_STATED EXERCISE_: Locate each line in the records containing "Pesquisar". Copy it.

_MATERIAL FOR THIS EXERCISE_:
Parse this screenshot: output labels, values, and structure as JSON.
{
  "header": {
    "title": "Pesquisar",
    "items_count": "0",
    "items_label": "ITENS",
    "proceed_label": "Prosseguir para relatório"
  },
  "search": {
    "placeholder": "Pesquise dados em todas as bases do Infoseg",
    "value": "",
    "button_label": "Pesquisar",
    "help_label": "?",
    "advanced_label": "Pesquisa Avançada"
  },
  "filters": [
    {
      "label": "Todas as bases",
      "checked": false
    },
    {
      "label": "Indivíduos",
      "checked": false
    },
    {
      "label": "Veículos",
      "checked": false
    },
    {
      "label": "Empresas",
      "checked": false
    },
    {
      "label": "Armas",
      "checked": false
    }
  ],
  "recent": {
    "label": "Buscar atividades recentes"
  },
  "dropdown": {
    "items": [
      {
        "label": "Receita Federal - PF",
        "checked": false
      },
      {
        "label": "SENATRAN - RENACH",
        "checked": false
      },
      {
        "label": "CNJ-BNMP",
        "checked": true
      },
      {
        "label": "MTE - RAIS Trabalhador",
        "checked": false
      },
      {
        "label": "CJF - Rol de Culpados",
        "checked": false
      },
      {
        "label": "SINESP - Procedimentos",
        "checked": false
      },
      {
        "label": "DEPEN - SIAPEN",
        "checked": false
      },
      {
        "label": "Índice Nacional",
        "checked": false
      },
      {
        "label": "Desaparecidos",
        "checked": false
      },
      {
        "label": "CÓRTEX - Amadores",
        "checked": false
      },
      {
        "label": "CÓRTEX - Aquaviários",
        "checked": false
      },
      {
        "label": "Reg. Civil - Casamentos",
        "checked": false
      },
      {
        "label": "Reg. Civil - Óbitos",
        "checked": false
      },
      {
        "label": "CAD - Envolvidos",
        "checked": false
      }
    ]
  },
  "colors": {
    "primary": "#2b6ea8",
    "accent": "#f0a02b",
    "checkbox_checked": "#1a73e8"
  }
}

_PROBLEM SOLUTION_:
    "title": "Pesquisar",
    "button_label": "Pesquisar",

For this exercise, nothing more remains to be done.